■ Directions for this task
Restate the records below word for word, and omit the images they hold.

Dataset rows
★ ★ ★ ★ ★ ★ ★
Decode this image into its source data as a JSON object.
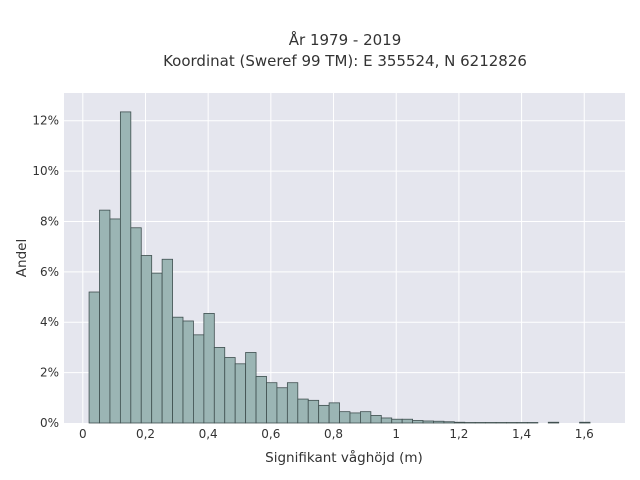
{
  "chart_data": {
    "type": "bar",
    "title": "År 1979 - 2019",
    "subtitle": "Koordinat (Sweref 99 TM): E 355524, N 6212826",
    "xlabel": "Signifikant våghöjd (m)",
    "ylabel": "Andel",
    "xlim": [
      -0.06,
      1.73
    ],
    "ylim": [
      0,
      13.1
    ],
    "x_ticks": [
      0,
      0.2,
      0.4,
      0.6,
      0.8,
      1,
      1.2,
      1.4,
      1.6
    ],
    "x_tick_labels": [
      "0",
      "0,2",
      "0,4",
      "0,6",
      "0,8",
      "1",
      "1,2",
      "1,4",
      "1,6"
    ],
    "y_ticks": [
      0,
      2,
      4,
      6,
      8,
      10,
      12
    ],
    "y_tick_labels": [
      "0%",
      "2%",
      "4%",
      "6%",
      "8%",
      "10%",
      "12%"
    ],
    "bin_start": 0.02,
    "bin_width": 0.0333,
    "values": [
      5.2,
      8.45,
      8.1,
      12.35,
      7.75,
      6.65,
      5.95,
      6.5,
      4.2,
      4.05,
      3.5,
      4.35,
      3.0,
      2.6,
      2.35,
      2.8,
      1.85,
      1.6,
      1.4,
      1.6,
      0.95,
      0.9,
      0.7,
      0.8,
      0.45,
      0.4,
      0.45,
      0.3,
      0.2,
      0.15,
      0.15,
      0.1,
      0.08,
      0.07,
      0.05,
      0.03,
      0.02,
      0.02,
      0.02,
      0.02,
      0.02,
      0.02,
      0.02,
      0,
      0.03,
      0,
      0,
      0.03,
      0
    ],
    "grid": true,
    "colors": {
      "plot_background": "#e5e6ee",
      "grid": "#ffffff",
      "bar_fill": "#9bb5b4",
      "bar_stroke": "#3f4f4f"
    }
  }
}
★ ★ ★ ★ ★ ★ ★
■ Output below
Decode this image into its source data as a JSON object.
{
  "chart_data": {
    "type": "bar",
    "title": "År 1979 - 2019",
    "subtitle": "Koordinat (Sweref 99 TM): E 355524, N 6212826",
    "xlabel": "Signifikant våghöjd (m)",
    "ylabel": "Andel",
    "xlim": [
      -0.06,
      1.73
    ],
    "ylim": [
      0,
      13.1
    ],
    "x_ticks": [
      0,
      0.2,
      0.4,
      0.6,
      0.8,
      1,
      1.2,
      1.4,
      1.6
    ],
    "x_tick_labels": [
      "0",
      "0,2",
      "0,4",
      "0,6",
      "0,8",
      "1",
      "1,2",
      "1,4",
      "1,6"
    ],
    "y_ticks": [
      0,
      2,
      4,
      6,
      8,
      10,
      12
    ],
    "y_tick_labels": [
      "0%",
      "2%",
      "4%",
      "6%",
      "8%",
      "10%",
      "12%"
    ],
    "bin_start": 0.02,
    "bin_width": 0.0333,
    "values": [
      5.2,
      8.45,
      8.1,
      12.35,
      7.75,
      6.65,
      5.95,
      6.5,
      4.2,
      4.05,
      3.5,
      4.35,
      3.0,
      2.6,
      2.35,
      2.8,
      1.85,
      1.6,
      1.4,
      1.6,
      0.95,
      0.9,
      0.7,
      0.8,
      0.45,
      0.4,
      0.45,
      0.3,
      0.2,
      0.15,
      0.15,
      0.1,
      0.08,
      0.07,
      0.05,
      0.03,
      0.02,
      0.02,
      0.02,
      0.02,
      0.02,
      0.02,
      0.02,
      0,
      0.03,
      0,
      0,
      0.03,
      0
    ],
    "grid": true,
    "colors": {
      "plot_background": "#e5e6ee",
      "grid": "#ffffff",
      "bar_fill": "#9bb5b4",
      "bar_stroke": "#3f4f4f"
    }
  }
}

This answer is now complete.